◆ DESCRIPTION OF THE TASK:
Reproduce every record below exactly as written, but leave out any pictures.

◆ SOURCE DATA:
◆ ◆ ◆ ◆

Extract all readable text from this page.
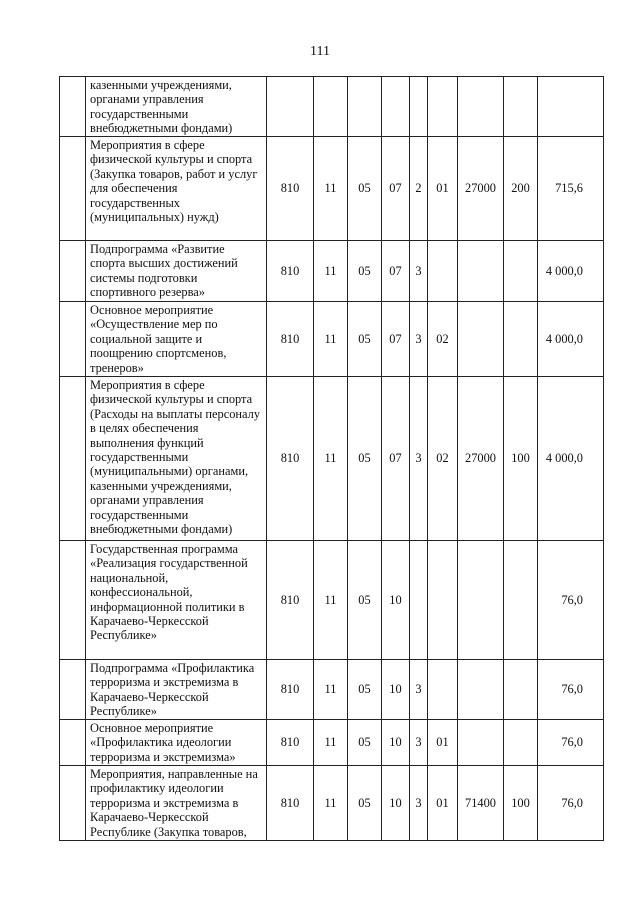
111
	казенными учреждениями, органами управления государственными внебюджетными фондами)									
	Мероприятия в сфере физической культуры и спорта (Закупка товаров, работ и услуг для обеспечения государственных (муниципальных) нужд)	810	11	05	07	2	01	27000	200	715,6
	Подпрограмма «Развитие спорта высших достижений системы подготовки спортивного резерва»	810	11	05	07	3				4 000,0
	Основное мероприятие «Осуществление мер по социальной защите и поощрению спортсменов, тренеров»	810	11	05	07	3	02			4 000,0
	Мероприятия в сфере физической культуры и спорта (Расходы на выплаты персоналу в целях обеспечения выполнения функций государственными (муниципальными) органами, казенными учреждениями, органами управления государственными внебюджетными фондами)	810	11	05	07	3	02	27000	100	4 000,0
	Государственная программа «Реализация государственной национальной, конфессиональной, информационной политики в Карачаево-Черкесской Республике»	810	11	05	10					76,0
	Подпрограмма «Профилактика терроризма и экстремизма в Карачаево-Черкесской Республике»	810	11	05	10	3				76,0
	Основное мероприятие «Профилактика идеологии терроризма и экстремизма»	810	11	05	10	3	01			76,0
	Мероприятия, направленные на профилактику идеологии терроризма и экстремизма в Карачаево-Черкесской Республике (Закупка товаров,	810	11	05	10	3	01	71400	100	76,0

◆ ◆ ◆ ◆

◆ TASK RESULT:
Extract all readable text from this page.
111
	казенными учреждениями, органами управления государственными внебюджетными фондами)									
	Мероприятия в сфере физической культуры и спорта (Закупка товаров, работ и услуг для обеспечения государственных (муниципальных) нужд)	810	11	05	07	2	01	27000	200	715,6
	Подпрограмма «Развитие спорта высших достижений системы подготовки спортивного резерва»	810	11	05	07	3				4 000,0
	Основное мероприятие «Осуществление мер по социальной защите и поощрению спортсменов, тренеров»	810	11	05	07	3	02			4 000,0
	Мероприятия в сфере физической культуры и спорта (Расходы на выплаты персоналу в целях обеспечения выполнения функций государственными (муниципальными) органами, казенными учреждениями, органами управления государственными внебюджетными фондами)	810	11	05	07	3	02	27000	100	4 000,0
	Государственная программа «Реализация государственной национальной, конфессиональной, информационной политики в Карачаево-Черкесской Республике»	810	11	05	10					76,0
	Подпрограмма «Профилактика терроризма и экстремизма в Карачаево-Черкесской Республике»	810	11	05	10	3				76,0
	Основное мероприятие «Профилактика идеологии терроризма и экстремизма»	810	11	05	10	3	01			76,0
	Мероприятия, направленные на профилактику идеологии терроризма и экстремизма в Карачаево-Черкесской Республике (Закупка товаров,	810	11	05	10	3	01	71400	100	76,0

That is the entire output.